When you have gone through the records, report how many lines include "legend", giving the number and nothing more.
### DATASET ENTRIES
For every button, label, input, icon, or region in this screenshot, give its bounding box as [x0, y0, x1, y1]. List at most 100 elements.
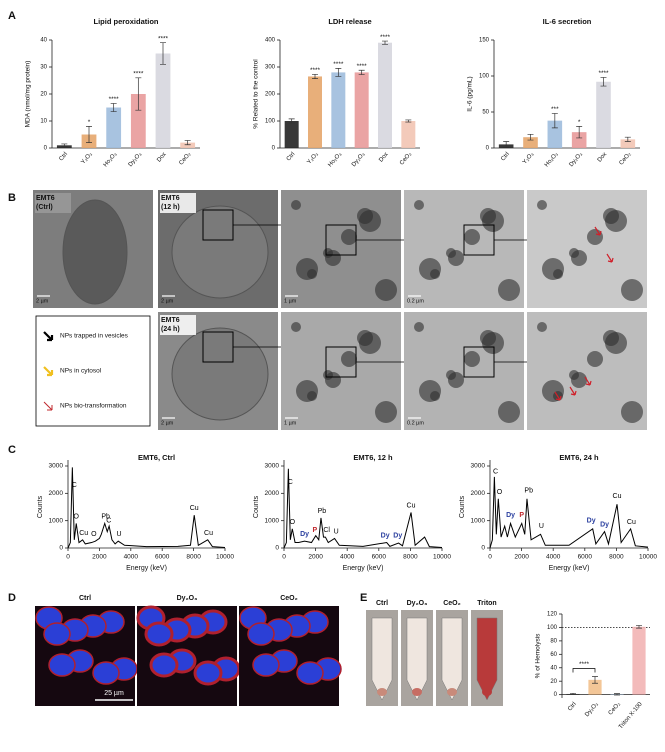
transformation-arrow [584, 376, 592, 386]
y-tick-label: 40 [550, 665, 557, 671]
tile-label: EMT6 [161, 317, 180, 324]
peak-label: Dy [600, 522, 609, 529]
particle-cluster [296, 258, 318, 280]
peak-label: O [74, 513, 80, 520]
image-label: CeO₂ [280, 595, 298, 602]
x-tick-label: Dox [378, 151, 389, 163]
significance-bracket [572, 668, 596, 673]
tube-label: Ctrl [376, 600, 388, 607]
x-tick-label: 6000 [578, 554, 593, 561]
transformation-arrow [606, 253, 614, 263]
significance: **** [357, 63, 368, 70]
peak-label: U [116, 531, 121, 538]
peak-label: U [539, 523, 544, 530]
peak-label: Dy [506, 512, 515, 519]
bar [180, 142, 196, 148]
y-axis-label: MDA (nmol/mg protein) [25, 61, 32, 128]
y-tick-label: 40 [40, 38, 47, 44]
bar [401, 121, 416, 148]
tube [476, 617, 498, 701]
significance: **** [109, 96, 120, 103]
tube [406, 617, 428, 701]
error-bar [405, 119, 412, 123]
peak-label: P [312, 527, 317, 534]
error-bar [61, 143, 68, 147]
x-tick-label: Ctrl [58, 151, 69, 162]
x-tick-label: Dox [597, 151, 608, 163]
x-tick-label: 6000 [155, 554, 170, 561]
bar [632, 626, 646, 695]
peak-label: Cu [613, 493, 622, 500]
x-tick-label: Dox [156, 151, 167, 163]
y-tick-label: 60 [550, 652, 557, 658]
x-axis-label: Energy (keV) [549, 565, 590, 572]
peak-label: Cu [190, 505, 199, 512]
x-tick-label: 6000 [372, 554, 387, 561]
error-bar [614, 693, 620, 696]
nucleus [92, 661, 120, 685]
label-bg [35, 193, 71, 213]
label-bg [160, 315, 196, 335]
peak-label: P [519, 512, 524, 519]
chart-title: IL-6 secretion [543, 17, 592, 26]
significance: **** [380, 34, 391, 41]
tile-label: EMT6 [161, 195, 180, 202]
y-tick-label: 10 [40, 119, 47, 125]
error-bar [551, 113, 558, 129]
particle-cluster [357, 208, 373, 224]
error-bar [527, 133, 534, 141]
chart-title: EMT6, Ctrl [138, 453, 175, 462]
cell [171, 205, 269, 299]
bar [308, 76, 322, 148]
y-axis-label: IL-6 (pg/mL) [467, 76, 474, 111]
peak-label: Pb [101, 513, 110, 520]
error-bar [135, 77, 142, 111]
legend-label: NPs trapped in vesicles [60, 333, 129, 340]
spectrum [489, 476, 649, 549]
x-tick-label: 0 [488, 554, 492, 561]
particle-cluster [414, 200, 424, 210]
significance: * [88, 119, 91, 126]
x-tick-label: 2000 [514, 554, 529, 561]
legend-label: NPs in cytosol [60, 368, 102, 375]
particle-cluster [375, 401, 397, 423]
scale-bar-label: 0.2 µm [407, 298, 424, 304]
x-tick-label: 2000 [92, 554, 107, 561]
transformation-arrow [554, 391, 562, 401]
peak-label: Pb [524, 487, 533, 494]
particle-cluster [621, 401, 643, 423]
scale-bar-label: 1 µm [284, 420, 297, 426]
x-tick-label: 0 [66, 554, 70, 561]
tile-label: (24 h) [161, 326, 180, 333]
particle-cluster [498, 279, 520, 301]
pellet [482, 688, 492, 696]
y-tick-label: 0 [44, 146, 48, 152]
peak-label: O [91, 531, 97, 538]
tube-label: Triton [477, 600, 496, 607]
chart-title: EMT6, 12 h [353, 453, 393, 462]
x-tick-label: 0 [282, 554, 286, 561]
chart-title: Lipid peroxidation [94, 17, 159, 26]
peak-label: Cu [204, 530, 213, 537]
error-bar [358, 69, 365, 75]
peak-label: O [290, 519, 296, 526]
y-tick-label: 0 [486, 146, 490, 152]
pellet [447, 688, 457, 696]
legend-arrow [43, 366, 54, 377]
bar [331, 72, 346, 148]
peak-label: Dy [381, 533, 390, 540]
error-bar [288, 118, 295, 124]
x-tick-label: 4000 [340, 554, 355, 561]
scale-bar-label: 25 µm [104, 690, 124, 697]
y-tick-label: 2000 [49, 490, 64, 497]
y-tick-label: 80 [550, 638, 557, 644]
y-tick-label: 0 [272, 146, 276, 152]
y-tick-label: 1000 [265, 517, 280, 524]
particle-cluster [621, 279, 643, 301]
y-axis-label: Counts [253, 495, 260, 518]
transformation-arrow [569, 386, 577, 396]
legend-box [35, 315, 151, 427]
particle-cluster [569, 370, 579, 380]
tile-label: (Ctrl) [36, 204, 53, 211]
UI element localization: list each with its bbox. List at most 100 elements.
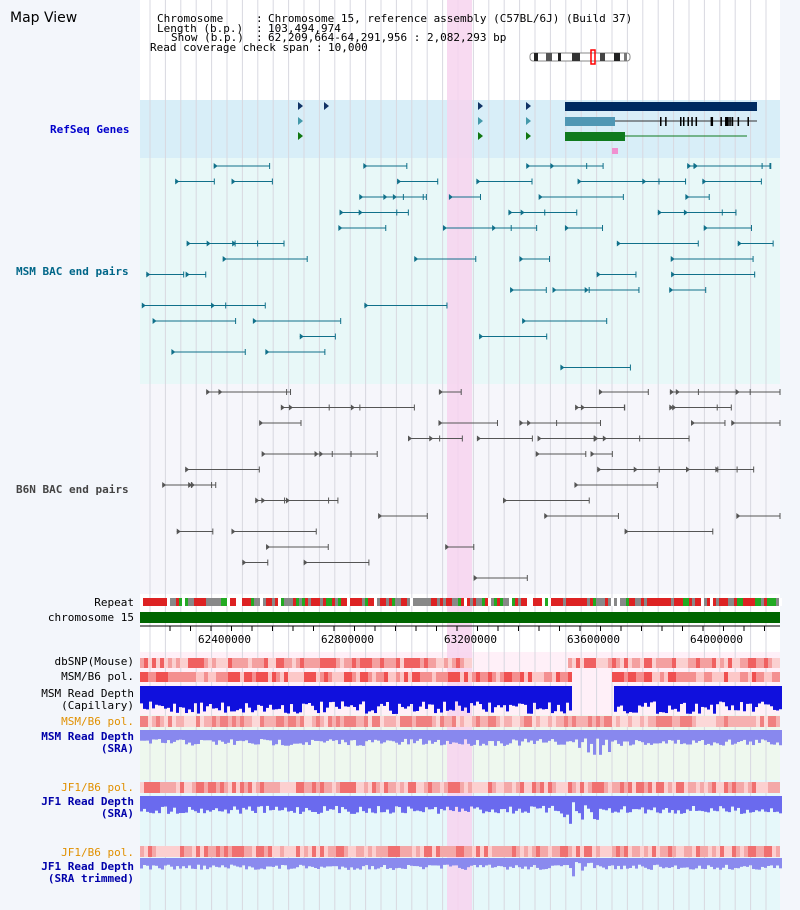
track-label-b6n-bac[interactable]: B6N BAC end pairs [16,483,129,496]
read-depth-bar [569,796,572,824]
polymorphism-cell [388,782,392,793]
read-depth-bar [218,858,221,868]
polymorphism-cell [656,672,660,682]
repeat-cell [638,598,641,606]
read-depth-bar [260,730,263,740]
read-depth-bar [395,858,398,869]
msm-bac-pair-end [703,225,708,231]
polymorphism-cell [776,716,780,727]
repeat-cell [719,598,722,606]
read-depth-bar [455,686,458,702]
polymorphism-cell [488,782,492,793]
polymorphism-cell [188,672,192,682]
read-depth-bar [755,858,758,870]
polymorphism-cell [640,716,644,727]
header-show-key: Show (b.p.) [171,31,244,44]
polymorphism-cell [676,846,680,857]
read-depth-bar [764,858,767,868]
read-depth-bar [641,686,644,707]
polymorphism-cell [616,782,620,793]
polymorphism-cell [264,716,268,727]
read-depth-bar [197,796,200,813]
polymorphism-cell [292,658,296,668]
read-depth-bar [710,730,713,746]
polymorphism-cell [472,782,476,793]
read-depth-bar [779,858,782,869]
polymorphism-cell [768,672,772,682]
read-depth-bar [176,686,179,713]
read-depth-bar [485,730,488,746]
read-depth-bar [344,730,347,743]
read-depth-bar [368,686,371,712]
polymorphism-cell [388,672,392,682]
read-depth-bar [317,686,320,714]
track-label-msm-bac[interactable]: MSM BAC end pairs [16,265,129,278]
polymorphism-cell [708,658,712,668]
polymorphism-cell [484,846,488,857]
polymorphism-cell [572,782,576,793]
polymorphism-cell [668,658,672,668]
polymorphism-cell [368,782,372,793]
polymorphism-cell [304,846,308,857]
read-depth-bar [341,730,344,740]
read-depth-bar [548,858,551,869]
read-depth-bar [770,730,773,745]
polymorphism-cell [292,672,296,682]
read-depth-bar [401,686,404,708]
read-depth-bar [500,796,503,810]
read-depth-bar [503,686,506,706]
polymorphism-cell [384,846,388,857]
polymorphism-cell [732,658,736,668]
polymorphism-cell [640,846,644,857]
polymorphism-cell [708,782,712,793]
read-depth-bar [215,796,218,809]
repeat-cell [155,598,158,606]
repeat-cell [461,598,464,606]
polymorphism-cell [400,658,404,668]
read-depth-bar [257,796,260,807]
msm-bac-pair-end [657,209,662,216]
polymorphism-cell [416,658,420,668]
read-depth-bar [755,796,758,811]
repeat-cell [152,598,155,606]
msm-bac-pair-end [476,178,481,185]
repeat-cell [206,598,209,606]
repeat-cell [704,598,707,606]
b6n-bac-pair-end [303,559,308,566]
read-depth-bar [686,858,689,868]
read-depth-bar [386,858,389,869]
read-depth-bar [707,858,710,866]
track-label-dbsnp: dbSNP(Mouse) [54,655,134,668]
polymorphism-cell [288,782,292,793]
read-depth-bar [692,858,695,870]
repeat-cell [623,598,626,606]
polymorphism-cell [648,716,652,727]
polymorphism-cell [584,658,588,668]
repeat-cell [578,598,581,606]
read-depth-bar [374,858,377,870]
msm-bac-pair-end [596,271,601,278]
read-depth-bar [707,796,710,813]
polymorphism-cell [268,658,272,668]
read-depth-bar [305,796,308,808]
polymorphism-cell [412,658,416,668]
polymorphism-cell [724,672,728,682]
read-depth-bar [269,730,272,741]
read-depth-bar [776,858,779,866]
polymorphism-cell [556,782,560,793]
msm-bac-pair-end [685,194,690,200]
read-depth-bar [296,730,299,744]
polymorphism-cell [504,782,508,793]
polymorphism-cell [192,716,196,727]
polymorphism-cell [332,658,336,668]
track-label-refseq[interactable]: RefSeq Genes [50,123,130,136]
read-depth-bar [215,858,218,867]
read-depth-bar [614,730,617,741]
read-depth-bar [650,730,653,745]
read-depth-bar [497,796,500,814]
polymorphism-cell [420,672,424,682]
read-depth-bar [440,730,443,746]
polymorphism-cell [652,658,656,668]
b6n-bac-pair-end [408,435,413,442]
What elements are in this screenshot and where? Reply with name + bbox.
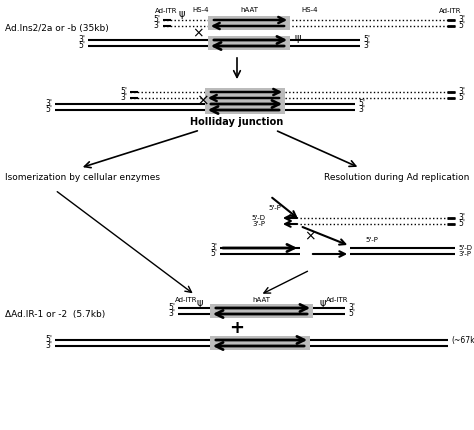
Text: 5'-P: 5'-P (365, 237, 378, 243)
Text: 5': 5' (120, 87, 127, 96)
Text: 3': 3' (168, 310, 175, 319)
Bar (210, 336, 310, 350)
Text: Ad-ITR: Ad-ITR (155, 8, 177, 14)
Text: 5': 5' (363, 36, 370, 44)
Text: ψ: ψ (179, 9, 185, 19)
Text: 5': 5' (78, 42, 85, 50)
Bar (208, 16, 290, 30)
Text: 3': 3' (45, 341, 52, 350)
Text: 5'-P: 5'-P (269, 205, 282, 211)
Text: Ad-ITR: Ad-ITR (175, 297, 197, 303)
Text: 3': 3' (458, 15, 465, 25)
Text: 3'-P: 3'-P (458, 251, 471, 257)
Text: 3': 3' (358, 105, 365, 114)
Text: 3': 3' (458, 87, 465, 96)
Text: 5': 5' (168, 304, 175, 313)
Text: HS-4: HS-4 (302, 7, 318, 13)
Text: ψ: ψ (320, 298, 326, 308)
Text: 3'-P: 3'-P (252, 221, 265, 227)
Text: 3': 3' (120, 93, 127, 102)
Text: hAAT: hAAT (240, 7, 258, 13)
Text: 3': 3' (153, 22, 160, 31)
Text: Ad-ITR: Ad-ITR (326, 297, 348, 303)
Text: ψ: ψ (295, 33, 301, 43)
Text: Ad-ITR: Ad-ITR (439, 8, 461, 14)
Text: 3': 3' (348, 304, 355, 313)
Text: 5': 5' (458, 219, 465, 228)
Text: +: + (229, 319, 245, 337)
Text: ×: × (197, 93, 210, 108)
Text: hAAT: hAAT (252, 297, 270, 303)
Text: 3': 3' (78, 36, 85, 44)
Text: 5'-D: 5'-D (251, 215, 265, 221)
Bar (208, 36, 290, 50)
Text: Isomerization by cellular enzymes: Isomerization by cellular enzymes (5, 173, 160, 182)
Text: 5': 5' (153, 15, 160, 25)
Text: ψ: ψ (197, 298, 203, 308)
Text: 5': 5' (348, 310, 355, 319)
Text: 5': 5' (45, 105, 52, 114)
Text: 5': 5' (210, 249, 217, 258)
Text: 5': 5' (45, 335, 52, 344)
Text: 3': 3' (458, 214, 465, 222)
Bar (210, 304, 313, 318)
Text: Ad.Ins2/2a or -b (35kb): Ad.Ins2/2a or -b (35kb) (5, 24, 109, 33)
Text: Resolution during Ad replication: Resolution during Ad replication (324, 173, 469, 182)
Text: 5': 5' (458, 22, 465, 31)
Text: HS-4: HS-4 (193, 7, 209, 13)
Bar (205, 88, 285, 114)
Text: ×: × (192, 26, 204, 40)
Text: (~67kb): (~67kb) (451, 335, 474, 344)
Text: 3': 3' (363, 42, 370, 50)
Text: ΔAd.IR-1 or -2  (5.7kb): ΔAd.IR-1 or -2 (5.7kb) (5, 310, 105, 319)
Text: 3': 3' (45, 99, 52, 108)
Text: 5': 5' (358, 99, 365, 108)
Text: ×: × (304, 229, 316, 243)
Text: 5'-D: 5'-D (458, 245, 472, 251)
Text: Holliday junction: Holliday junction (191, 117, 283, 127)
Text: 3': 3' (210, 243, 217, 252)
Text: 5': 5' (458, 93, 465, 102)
######
## RESULT OF THIS TASK
4